'''
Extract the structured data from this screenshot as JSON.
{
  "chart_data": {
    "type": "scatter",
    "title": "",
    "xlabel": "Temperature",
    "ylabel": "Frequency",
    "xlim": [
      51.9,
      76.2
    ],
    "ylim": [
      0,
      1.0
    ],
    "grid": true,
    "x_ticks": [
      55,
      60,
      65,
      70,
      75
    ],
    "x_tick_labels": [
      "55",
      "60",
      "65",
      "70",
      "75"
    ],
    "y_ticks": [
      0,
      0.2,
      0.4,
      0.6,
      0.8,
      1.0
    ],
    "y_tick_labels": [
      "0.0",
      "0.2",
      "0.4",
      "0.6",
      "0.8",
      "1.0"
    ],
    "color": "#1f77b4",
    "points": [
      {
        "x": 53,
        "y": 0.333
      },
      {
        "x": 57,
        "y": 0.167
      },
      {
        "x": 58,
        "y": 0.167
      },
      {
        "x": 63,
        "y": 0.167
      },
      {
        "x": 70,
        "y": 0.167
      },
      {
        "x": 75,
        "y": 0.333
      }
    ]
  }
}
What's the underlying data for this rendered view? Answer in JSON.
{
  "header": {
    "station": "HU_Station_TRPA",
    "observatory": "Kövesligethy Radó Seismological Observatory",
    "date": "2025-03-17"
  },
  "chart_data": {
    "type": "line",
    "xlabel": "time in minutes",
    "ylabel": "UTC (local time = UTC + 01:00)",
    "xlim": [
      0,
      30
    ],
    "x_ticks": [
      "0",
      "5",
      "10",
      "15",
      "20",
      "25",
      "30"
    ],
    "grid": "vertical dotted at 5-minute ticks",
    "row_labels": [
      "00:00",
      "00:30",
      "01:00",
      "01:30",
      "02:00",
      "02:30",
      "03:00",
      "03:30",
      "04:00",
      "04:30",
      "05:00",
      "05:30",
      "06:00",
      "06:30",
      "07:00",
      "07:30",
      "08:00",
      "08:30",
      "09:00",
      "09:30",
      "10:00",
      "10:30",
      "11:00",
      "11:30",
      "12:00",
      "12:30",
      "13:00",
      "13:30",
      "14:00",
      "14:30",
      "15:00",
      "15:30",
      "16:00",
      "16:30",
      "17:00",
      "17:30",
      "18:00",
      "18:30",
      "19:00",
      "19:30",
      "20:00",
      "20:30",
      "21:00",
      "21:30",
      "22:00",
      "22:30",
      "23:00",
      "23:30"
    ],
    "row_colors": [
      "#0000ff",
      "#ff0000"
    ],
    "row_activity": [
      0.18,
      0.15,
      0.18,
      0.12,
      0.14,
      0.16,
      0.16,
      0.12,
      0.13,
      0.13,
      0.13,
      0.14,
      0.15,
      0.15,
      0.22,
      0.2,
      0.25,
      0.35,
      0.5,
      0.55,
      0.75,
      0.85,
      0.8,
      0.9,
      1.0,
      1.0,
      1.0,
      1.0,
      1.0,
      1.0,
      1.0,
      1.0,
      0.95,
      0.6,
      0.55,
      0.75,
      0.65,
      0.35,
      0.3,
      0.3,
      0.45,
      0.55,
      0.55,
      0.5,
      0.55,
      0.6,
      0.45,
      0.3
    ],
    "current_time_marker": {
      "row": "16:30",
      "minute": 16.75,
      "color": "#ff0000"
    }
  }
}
'''
§ Exercise details
Reproduce the listing above verbatim, from first line to last.

§ Response
Extract the structured data from this screenshot as JSON.
{
  "chart_data": {
    "type": "scatter",
    "title": "",
    "xlabel": "Temperature",
    "ylabel": "Frequency",
    "xlim": [
      51.9,
      76.2
    ],
    "ylim": [
      0,
      1.0
    ],
    "grid": true,
    "x_ticks": [
      55,
      60,
      65,
      70,
      75
    ],
    "x_tick_labels": [
      "55",
      "60",
      "65",
      "70",
      "75"
    ],
    "y_ticks": [
      0,
      0.2,
      0.4,
      0.6,
      0.8,
      1.0
    ],
    "y_tick_labels": [
      "0.0",
      "0.2",
      "0.4",
      "0.6",
      "0.8",
      "1.0"
    ],
    "color": "#1f77b4",
    "points": [
      {
        "x": 53,
        "y": 0.333
      },
      {
        "x": 57,
        "y": 0.167
      },
      {
        "x": 58,
        "y": 0.167
      },
      {
        "x": 63,
        "y": 0.167
      },
      {
        "x": 70,
        "y": 0.167
      },
      {
        "x": 75,
        "y": 0.333
      }
    ]
  }
}
What's the underlying data for this rendered view? Answer in JSON.
{
  "header": {
    "station": "HU_Station_TRPA",
    "observatory": "Kövesligethy Radó Seismological Observatory",
    "date": "2025-03-17"
  },
  "chart_data": {
    "type": "line",
    "xlabel": "time in minutes",
    "ylabel": "UTC (local time = UTC + 01:00)",
    "xlim": [
      0,
      30
    ],
    "x_ticks": [
      "0",
      "5",
      "10",
      "15",
      "20",
      "25",
      "30"
    ],
    "grid": "vertical dotted at 5-minute ticks",
    "row_labels": [
      "00:00",
      "00:30",
      "01:00",
      "01:30",
      "02:00",
      "02:30",
      "03:00",
      "03:30",
      "04:00",
      "04:30",
      "05:00",
      "05:30",
      "06:00",
      "06:30",
      "07:00",
      "07:30",
      "08:00",
      "08:30",
      "09:00",
      "09:30",
      "10:00",
      "10:30",
      "11:00",
      "11:30",
      "12:00",
      "12:30",
      "13:00",
      "13:30",
      "14:00",
      "14:30",
      "15:00",
      "15:30",
      "16:00",
      "16:30",
      "17:00",
      "17:30",
      "18:00",
      "18:30",
      "19:00",
      "19:30",
      "20:00",
      "20:30",
      "21:00",
      "21:30",
      "22:00",
      "22:30",
      "23:00",
      "23:30"
    ],
    "row_colors": [
      "#0000ff",
      "#ff0000"
    ],
    "row_activity": [
      0.18,
      0.15,
      0.18,
      0.12,
      0.14,
      0.16,
      0.16,
      0.12,
      0.13,
      0.13,
      0.13,
      0.14,
      0.15,
      0.15,
      0.22,
      0.2,
      0.25,
      0.35,
      0.5,
      0.55,
      0.75,
      0.85,
      0.8,
      0.9,
      1.0,
      1.0,
      1.0,
      1.0,
      1.0,
      1.0,
      1.0,
      1.0,
      0.95,
      0.6,
      0.55,
      0.75,
      0.65,
      0.35,
      0.3,
      0.3,
      0.45,
      0.55,
      0.55,
      0.5,
      0.55,
      0.6,
      0.45,
      0.3
    ],
    "current_time_marker": {
      "row": "16:30",
      "minute": 16.75,
      "color": "#ff0000"
    }
  }
}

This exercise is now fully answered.